One of Abraham Lincoln’s reasons for wanting to create a national banking system was to introduce a national currency. The thousands of types of paper money being printed were prone to counterfeiting and difficult to assign value to outside their local economy, leading to difficulties for businesses. In 1863, the national banking system, with “Greenbacks” issued by nationally chartered banks, was born — and the Office of the Comptroller of the Currency (OCC) was created to regulate and supervise the system. Flash forward a century and a half — the OCC has proposed a rule to enhance transparency around its process of reviewing transactions under the Bank Merger Act, amid increasingly vocal criticism from the industry and other stakeholders that the process is too opaque. The OCC’s intent is to expedite worthy deals while helping financial institutions avoid ones that could hit regulatory roadblocks, Acting Comptroller Michael J. Hsu told Reuters.The OCC’s Proposal"You have two risks with mergers: One risk is that we approve too many mergers and therefore we're approving bad mergers,” Hsu said. “The other risk is we approve too few mergers and therefore there are good mergers that should happen that aren't. The purpose of being transparent is to encourage more accuracy on both ends." Hsu added that there are three different categories of M&A deals the OCC assesses: those with significant deficiencies, those that are straightforward due to the acquiring bank’s soundness and reputation, and others that are somewhere in between those two scenarios. The OCC’s proposed policy changes would delineate the differences between these categories and how they are assessed.The OCC is proposing two substantive changes to how it reviews deals:
- Remove provisions related to expedited review. The proposed rule would eliminate the possibility that merger applications would be deemed approved solely by the passage of time. Under a rule adopted by the OCC in 1996, certain merger applications are deemed approved by the OCC on the 15th day after the close of the comment period unless the OCC takes action to remove the filing from expedited processing. The OCC wants to remove that, “reflecting our view that bank mergers are significant corporate transactions that require the OCC to make a decision,” Hsu said in a recent speech. The proposed rule would also remove the OCC’s streamlined business combination application that also includes an assumption of another institution’s deposits.
- Outline general principles in reviewing deals. The OCC is also proposing a policy statement that would outline the general principles the agency uses in its review of applications under the Bank Merger Act and the OCC’s consideration of the financial stability, financial and managerial resources and future prospects, and convenience and needs factors. The policy statement would also discuss the criteria informing the OCC’s decision on whether to hold a public meeting on an application subject to the Bank Merger Act.
The FDIC’s Proposal In response to the rapidly changing landscape of the financial industry, the FDIC is also reviewing its role in the M&A approval process, under the Bank Merger Act. Their proposed Statement of Policy from March 2024 aims to modernize and clarify the evaluation process, considering factors such as competition, financial stability, and community needs. FDIC Chairman Martin J. Gruenberg made a statement summarizing the role of the following five factors in driving the potential policy change:
- Minimizing Monopolization. The proposed changes would include considerations to evaluate mergers with a focus on maintaining a competitive banking environment, ensuring consumers have meaningful choices. This includes concentration not only in deposits, but also in specific products or customer segments in any US region. The only exception would be if the rejection of the deal meant the failure of an insured institution.

__Data provided__
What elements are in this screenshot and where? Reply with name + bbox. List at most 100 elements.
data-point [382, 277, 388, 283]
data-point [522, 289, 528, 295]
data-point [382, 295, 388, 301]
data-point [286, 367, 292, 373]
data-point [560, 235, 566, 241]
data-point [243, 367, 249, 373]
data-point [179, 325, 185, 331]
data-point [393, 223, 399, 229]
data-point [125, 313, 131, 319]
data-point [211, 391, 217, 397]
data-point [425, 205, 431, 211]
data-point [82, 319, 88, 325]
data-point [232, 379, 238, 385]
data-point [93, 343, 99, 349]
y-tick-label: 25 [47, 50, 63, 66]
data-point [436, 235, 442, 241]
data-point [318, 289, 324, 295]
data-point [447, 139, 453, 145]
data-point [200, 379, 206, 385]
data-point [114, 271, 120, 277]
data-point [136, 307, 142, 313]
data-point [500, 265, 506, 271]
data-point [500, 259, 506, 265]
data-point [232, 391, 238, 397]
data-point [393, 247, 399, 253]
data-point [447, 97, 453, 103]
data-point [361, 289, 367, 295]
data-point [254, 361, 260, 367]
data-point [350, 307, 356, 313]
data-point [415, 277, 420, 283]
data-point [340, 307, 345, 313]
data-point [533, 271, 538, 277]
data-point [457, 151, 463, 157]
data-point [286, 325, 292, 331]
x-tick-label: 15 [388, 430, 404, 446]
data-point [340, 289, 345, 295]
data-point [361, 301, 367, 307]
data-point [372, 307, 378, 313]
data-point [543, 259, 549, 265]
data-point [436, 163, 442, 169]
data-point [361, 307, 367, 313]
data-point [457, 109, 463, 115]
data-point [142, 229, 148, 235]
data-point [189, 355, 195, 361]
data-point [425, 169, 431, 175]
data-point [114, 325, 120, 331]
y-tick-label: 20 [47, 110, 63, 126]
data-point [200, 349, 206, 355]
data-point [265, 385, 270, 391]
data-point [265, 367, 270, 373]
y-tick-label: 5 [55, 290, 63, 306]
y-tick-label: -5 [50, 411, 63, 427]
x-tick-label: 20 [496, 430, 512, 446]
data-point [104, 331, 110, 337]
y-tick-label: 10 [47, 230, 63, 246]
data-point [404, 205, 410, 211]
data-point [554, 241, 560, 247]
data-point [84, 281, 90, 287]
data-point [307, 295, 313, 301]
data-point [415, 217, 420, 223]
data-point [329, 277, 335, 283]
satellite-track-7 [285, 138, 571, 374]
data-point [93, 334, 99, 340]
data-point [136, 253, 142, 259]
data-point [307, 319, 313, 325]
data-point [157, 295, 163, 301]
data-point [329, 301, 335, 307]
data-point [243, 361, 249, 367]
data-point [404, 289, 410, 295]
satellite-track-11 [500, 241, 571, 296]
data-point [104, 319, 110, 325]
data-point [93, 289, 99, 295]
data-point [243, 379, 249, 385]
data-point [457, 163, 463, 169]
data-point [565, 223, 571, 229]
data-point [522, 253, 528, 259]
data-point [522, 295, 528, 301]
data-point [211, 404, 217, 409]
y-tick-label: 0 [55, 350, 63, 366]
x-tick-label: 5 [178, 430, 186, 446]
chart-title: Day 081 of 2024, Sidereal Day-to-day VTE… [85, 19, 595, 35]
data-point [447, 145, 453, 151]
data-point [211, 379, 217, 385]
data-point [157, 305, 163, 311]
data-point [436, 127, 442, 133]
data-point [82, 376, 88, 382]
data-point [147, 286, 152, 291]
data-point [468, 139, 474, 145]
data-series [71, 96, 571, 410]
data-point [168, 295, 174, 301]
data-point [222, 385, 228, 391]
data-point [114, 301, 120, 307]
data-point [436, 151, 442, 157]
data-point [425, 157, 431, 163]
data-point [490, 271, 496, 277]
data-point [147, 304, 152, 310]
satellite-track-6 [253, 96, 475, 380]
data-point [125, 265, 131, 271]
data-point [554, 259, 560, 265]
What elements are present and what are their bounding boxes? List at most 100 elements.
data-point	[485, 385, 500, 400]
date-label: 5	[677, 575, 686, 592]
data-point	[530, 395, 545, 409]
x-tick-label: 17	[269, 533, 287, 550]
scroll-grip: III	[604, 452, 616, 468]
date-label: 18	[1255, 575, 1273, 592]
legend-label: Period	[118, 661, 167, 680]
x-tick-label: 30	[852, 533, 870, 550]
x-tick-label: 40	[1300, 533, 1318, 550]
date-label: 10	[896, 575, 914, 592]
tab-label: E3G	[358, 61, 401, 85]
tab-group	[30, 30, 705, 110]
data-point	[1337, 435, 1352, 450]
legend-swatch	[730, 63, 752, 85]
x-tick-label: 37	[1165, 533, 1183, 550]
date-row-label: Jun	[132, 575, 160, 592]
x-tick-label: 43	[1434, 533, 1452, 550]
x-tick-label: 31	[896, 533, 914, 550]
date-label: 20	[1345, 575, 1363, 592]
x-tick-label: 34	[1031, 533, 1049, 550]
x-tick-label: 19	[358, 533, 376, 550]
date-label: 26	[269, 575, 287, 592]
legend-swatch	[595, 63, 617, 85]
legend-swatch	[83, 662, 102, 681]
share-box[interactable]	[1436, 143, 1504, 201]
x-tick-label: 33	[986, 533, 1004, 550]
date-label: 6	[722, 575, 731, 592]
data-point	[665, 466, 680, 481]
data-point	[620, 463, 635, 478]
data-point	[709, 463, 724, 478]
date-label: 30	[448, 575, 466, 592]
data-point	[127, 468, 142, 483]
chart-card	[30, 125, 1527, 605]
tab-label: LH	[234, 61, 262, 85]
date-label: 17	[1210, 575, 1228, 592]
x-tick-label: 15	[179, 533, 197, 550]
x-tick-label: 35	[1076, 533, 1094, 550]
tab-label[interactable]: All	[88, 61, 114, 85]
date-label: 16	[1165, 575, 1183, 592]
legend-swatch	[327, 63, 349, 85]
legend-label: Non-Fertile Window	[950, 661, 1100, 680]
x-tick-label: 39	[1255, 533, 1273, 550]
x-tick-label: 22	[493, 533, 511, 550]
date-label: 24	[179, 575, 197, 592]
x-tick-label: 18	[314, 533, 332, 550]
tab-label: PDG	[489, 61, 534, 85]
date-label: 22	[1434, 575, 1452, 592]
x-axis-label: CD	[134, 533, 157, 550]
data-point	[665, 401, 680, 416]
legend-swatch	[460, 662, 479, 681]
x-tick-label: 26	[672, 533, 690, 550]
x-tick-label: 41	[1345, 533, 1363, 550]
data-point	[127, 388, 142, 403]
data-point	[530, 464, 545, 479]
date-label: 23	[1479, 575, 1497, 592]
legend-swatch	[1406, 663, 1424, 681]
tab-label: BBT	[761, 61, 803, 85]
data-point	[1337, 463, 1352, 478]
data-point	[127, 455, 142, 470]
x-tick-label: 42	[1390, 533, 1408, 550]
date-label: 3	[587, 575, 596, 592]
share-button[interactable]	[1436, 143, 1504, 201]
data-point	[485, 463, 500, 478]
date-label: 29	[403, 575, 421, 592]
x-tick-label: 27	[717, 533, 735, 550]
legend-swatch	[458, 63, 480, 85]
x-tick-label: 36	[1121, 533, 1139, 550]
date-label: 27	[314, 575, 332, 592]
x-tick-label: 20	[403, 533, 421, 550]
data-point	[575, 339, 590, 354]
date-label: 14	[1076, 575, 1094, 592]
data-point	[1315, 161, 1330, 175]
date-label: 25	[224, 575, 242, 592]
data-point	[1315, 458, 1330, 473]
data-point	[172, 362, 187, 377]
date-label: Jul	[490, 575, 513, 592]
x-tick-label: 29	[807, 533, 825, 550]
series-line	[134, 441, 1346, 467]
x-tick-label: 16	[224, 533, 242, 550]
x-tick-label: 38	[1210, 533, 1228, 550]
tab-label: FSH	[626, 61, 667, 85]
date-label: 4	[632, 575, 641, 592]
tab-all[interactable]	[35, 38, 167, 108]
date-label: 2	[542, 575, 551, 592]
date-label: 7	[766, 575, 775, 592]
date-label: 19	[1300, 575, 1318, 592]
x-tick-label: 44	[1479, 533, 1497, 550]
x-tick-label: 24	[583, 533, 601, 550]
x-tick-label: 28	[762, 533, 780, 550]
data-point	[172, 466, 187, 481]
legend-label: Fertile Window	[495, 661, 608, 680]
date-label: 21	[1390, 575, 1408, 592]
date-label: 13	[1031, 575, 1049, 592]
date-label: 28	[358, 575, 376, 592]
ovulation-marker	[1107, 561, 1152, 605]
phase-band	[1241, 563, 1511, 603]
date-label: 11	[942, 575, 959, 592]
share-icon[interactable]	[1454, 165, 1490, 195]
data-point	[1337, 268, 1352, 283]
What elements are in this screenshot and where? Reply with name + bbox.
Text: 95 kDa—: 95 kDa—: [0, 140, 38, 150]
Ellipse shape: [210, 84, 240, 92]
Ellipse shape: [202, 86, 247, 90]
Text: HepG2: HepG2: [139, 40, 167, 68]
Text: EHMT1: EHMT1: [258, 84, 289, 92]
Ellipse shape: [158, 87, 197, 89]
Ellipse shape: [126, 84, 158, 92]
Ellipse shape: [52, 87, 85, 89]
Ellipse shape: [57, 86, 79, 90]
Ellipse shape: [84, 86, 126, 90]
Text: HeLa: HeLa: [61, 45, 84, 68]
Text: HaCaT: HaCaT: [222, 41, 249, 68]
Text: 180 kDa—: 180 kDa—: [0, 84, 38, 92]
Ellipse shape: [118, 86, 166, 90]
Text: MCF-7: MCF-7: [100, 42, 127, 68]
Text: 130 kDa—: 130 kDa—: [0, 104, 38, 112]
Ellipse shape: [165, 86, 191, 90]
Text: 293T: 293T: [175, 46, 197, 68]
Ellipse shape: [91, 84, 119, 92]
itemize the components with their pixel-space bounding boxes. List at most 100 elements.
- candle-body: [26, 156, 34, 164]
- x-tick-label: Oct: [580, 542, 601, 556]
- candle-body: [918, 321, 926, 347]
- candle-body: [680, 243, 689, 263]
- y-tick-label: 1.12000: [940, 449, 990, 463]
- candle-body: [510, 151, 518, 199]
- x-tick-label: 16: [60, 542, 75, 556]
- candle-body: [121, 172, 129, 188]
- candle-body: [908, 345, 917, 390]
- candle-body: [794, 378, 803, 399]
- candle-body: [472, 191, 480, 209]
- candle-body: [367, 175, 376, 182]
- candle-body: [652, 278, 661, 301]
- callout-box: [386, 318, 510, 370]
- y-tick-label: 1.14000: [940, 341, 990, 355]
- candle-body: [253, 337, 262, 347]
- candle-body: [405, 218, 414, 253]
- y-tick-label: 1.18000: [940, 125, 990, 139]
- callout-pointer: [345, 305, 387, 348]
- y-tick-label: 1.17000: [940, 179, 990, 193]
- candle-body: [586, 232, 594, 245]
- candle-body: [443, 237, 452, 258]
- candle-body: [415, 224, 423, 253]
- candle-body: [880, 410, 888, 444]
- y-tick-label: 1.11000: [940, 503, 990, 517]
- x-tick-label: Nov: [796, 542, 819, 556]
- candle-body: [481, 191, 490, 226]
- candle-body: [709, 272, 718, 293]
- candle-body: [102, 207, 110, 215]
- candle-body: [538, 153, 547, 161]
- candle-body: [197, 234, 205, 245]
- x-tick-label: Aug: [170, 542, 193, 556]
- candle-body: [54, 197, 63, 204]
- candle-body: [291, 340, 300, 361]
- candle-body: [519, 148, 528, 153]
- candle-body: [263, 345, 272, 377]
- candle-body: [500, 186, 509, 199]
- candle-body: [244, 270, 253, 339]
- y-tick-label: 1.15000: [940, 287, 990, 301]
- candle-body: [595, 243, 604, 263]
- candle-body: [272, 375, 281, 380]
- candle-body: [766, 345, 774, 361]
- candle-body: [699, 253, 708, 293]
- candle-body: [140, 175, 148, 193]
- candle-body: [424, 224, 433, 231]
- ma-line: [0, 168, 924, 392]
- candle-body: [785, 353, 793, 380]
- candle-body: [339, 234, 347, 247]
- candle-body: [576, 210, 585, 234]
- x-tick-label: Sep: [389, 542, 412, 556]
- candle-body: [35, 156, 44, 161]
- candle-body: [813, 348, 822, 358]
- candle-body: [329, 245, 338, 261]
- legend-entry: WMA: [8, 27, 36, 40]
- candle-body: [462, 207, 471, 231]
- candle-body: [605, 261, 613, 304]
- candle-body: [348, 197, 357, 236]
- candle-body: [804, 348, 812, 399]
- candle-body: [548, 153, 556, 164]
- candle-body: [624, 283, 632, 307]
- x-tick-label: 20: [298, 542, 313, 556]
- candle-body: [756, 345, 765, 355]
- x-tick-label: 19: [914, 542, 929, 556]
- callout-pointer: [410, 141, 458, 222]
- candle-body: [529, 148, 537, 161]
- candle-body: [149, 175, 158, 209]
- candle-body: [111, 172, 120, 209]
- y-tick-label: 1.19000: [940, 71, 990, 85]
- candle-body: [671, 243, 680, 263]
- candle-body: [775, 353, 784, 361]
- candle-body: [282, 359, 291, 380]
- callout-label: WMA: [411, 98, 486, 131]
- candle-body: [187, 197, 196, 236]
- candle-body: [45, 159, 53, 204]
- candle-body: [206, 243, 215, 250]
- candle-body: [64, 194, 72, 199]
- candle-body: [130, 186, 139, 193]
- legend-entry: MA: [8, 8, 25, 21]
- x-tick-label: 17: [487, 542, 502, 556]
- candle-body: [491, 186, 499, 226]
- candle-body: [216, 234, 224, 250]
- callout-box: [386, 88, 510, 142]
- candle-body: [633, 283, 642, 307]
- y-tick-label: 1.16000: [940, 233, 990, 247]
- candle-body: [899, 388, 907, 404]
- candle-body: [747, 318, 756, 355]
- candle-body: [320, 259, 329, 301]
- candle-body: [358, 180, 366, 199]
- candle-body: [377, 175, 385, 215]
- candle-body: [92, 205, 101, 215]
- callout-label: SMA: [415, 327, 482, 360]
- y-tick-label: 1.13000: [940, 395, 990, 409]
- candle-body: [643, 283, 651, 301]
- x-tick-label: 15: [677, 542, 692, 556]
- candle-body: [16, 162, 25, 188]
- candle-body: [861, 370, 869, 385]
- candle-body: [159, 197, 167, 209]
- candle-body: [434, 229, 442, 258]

__Complete the following__
#1 From the bank merger article, output the passage starting at "- Outline general" and ending at "to the Bank Merger Act.".
#2 In the bank merger article, on which day after the close of the comment period does the OCC's 1996 rule deem certain merger applications approved?
#3 According to the bank merger article, why does the OCC want to remove the provision that deems certain merger applications approved after time passes?

__Solutions in order__
#1
- Outline general principles in reviewing deals. The OCC is also proposing a policy statement that would outline the general principles the agency uses in its review of applications under the Bank Merger Act and the OCC’s consideration of the financial stability, financial and managerial resources and future prospects, and convenience and needs factors. The policy statement would also discuss the criteria informing the OCC’s decision on whether to hold a public meeting on an application subject to the Bank Merger Act.

#2 On the 15th day.

#3 Hsu said the change reflects the OCC's view that bank mergers are significant corporate transactions that require the OCC to make a decision. The OCC therefore does not want applications approved solely by the passage of time.